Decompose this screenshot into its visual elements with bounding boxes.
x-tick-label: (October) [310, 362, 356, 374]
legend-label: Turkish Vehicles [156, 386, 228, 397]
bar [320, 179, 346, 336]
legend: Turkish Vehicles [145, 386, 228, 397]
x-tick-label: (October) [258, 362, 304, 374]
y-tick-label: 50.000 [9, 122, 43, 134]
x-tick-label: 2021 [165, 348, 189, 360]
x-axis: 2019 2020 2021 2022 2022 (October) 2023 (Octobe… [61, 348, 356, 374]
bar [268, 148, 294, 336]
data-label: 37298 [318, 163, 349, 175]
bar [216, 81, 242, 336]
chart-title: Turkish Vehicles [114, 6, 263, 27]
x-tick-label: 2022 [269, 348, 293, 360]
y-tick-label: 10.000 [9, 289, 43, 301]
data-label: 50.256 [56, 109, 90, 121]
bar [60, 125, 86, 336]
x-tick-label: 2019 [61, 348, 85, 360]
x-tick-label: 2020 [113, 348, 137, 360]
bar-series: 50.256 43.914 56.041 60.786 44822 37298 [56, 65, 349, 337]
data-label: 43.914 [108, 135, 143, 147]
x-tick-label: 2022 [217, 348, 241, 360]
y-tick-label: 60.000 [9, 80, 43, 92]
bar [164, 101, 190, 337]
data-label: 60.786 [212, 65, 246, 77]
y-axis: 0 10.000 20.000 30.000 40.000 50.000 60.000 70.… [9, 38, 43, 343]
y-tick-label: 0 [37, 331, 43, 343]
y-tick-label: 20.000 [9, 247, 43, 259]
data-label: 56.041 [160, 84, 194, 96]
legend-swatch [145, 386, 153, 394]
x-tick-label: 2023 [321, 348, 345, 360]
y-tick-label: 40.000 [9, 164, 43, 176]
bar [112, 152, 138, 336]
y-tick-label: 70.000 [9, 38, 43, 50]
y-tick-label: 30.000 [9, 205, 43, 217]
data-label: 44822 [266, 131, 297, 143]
..............................
-- Written instruction --
Pick out each line of the records that contains the string "data" and copy it.

-- Result --
data-label: 37298 [318, 163, 349, 175]
data-label: 50.256 [56, 109, 90, 121]
data-label: 43.914 [108, 135, 143, 147]
data-label: 60.786 [212, 65, 246, 77]
data-label: 56.041 [160, 84, 194, 96]
data-label: 44822 [266, 131, 297, 143]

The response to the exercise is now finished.